## TASK DETAILS
What follows is a listing. Return every line of it exactly.
== DATASET
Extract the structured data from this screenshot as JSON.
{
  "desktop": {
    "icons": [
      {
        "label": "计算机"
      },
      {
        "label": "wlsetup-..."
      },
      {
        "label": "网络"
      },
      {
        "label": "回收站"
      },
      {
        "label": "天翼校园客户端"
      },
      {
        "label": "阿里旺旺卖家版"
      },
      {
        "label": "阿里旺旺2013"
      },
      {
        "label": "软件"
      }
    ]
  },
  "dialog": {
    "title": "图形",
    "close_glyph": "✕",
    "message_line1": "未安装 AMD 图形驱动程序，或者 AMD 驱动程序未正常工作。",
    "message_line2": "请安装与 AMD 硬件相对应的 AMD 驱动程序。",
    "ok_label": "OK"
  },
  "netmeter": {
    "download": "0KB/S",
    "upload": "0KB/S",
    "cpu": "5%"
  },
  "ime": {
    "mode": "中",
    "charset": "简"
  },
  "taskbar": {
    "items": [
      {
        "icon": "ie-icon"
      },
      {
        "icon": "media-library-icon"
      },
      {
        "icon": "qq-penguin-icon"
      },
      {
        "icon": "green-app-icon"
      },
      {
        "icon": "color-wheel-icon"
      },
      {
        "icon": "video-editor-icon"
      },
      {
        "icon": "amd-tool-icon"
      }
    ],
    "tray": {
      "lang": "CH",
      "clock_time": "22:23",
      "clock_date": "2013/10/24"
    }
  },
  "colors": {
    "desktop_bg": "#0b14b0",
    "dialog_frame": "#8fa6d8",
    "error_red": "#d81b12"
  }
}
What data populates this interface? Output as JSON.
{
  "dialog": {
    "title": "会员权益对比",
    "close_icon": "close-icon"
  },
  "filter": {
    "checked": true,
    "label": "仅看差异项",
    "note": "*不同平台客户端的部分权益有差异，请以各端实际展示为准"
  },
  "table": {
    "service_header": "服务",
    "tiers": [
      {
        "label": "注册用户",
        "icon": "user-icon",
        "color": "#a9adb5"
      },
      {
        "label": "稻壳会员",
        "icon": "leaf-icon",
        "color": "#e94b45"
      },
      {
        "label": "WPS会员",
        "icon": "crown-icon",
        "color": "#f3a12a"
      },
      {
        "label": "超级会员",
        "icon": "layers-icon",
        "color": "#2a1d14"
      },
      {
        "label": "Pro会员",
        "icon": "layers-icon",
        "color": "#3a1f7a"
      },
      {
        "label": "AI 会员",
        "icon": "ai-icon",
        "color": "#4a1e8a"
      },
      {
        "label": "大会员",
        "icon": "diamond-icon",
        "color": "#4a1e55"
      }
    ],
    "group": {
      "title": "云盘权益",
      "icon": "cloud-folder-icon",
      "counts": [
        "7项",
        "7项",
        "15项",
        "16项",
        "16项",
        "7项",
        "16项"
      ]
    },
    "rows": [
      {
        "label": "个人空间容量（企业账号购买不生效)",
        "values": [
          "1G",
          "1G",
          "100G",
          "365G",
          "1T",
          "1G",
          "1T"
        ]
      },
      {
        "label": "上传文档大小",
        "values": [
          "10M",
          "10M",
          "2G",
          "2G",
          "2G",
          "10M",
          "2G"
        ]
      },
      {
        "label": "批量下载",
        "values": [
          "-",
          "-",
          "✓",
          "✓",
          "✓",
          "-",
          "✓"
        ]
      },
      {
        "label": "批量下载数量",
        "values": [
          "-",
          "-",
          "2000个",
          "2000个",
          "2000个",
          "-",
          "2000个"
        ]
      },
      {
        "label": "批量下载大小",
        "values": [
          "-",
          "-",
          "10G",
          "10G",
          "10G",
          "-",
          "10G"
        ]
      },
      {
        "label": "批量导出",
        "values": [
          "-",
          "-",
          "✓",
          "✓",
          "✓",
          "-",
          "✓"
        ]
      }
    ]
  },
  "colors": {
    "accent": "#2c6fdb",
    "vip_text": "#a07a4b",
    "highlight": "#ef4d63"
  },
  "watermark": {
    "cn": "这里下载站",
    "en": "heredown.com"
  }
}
====
## TASK OUTPUT
Extract the structured data from this screenshot as JSON.
{
  "desktop": {
    "icons": [
      {
        "label": "计算机"
      },
      {
        "label": "wlsetup-..."
      },
      {
        "label": "网络"
      },
      {
        "label": "回收站"
      },
      {
        "label": "天翼校园客户端"
      },
      {
        "label": "阿里旺旺卖家版"
      },
      {
        "label": "阿里旺旺2013"
      },
      {
        "label": "软件"
      }
    ]
  },
  "dialog": {
    "title": "图形",
    "close_glyph": "✕",
    "message_line1": "未安装 AMD 图形驱动程序，或者 AMD 驱动程序未正常工作。",
    "message_line2": "请安装与 AMD 硬件相对应的 AMD 驱动程序。",
    "ok_label": "OK"
  },
  "netmeter": {
    "download": "0KB/S",
    "upload": "0KB/S",
    "cpu": "5%"
  },
  "ime": {
    "mode": "中",
    "charset": "简"
  },
  "taskbar": {
    "items": [
      {
        "icon": "ie-icon"
      },
      {
        "icon": "media-library-icon"
      },
      {
        "icon": "qq-penguin-icon"
      },
      {
        "icon": "green-app-icon"
      },
      {
        "icon": "color-wheel-icon"
      },
      {
        "icon": "video-editor-icon"
      },
      {
        "icon": "amd-tool-icon"
      }
    ],
    "tray": {
      "lang": "CH",
      "clock_time": "22:23",
      "clock_date": "2013/10/24"
    }
  },
  "colors": {
    "desktop_bg": "#0b14b0",
    "dialog_frame": "#8fa6d8",
    "error_red": "#d81b12"
  }
}
What data populates this interface? Output as JSON.
{
  "dialog": {
    "title": "会员权益对比",
    "close_icon": "close-icon"
  },
  "filter": {
    "checked": true,
    "label": "仅看差异项",
    "note": "*不同平台客户端的部分权益有差异，请以各端实际展示为准"
  },
  "table": {
    "service_header": "服务",
    "tiers": [
      {
        "label": "注册用户",
        "icon": "user-icon",
        "color": "#a9adb5"
      },
      {
        "label": "稻壳会员",
        "icon": "leaf-icon",
        "color": "#e94b45"
      },
      {
        "label": "WPS会员",
        "icon": "crown-icon",
        "color": "#f3a12a"
      },
      {
        "label": "超级会员",
        "icon": "layers-icon",
        "color": "#2a1d14"
      },
      {
        "label": "Pro会员",
        "icon": "layers-icon",
        "color": "#3a1f7a"
      },
      {
        "label": "AI 会员",
        "icon": "ai-icon",
        "color": "#4a1e8a"
      },
      {
        "label": "大会员",
        "icon": "diamond-icon",
        "color": "#4a1e55"
      }
    ],
    "group": {
      "title": "云盘权益",
      "icon": "cloud-folder-icon",
      "counts": [
        "7项",
        "7项",
        "15项",
        "16项",
        "16项",
        "7项",
        "16项"
      ]
    },
    "rows": [
      {
        "label": "个人空间容量（企业账号购买不生效)",
        "values": [
          "1G",
          "1G",
          "100G",
          "365G",
          "1T",
          "1G",
          "1T"
        ]
      },
      {
        "label": "上传文档大小",
        "values": [
          "10M",
          "10M",
          "2G",
          "2G",
          "2G",
          "10M",
          "2G"
        ]
      },
      {
        "label": "批量下载",
        "values": [
          "-",
          "-",
          "✓",
          "✓",
          "✓",
          "-",
          "✓"
        ]
      },
      {
        "label": "批量下载数量",
        "values": [
          "-",
          "-",
          "2000个",
          "2000个",
          "2000个",
          "-",
          "2000个"
        ]
      },
      {
        "label": "批量下载大小",
        "values": [
          "-",
          "-",
          "10G",
          "10G",
          "10G",
          "-",
          "10G"
        ]
      },
      {
        "label": "批量导出",
        "values": [
          "-",
          "-",
          "✓",
          "✓",
          "✓",
          "-",
          "✓"
        ]
      }
    ]
  },
  "colors": {
    "accent": "#2c6fdb",
    "vip_text": "#a07a4b",
    "highlight": "#ef4d63"
  },
  "watermark": {
    "cn": "这里下载站",
    "en": "heredown.com"
  }
}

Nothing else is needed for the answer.